> _REQUIREMENTS_
Transcribe every line of the records verbatim.

[Begin RECORD SET]

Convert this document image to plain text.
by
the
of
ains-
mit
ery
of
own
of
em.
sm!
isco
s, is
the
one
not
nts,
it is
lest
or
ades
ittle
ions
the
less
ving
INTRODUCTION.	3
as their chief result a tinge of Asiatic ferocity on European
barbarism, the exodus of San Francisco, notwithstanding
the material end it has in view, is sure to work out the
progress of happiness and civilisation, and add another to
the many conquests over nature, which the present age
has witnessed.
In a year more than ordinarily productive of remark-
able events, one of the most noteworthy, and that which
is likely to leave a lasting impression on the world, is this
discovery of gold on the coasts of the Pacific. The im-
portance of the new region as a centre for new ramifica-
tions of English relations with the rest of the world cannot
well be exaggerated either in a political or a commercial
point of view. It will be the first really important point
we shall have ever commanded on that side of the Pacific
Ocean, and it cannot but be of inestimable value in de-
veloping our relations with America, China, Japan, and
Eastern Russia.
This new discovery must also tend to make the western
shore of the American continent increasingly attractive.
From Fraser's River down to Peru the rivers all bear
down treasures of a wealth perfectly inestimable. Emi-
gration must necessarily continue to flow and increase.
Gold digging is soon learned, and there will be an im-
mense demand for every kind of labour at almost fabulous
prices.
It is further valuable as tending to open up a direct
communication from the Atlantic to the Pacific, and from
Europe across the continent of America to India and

[End RECORD SET]

> _SOLUTION TO THE EXERCISE_
Convert this document image to plain text.
by
the
of
ains-
mit
ery
of
own
of
em.
sm!
isco
s, is
the
one
not
nts,
it is
lest
or
ades
ittle
ions
the
less
ving
INTRODUCTION.	3
as their chief result a tinge of Asiatic ferocity on European
barbarism, the exodus of San Francisco, notwithstanding
the material end it has in view, is sure to work out the
progress of happiness and civilisation, and add another to
the many conquests over nature, which the present age
has witnessed.
In a year more than ordinarily productive of remark-
able events, one of the most noteworthy, and that which
is likely to leave a lasting impression on the world, is this
discovery of gold on the coasts of the Pacific. The im-
portance of the new region as a centre for new ramifica-
tions of English relations with the rest of the world cannot
well be exaggerated either in a political or a commercial
point of view. It will be the first really important point
we shall have ever commanded on that side of the Pacific
Ocean, and it cannot but be of inestimable value in de-
veloping our relations with America, China, Japan, and
Eastern Russia.
This new discovery must also tend to make the western
shore of the American continent increasingly attractive.
From Fraser's River down to Peru the rivers all bear
down treasures of a wealth perfectly inestimable. Emi-
gration must necessarily continue to flow and increase.
Gold digging is soon learned, and there will be an im-
mense demand for every kind of labour at almost fabulous
prices.
It is further valuable as tending to open up a direct
communication from the Atlantic to the Pacific, and from
Europe across the continent of America to India and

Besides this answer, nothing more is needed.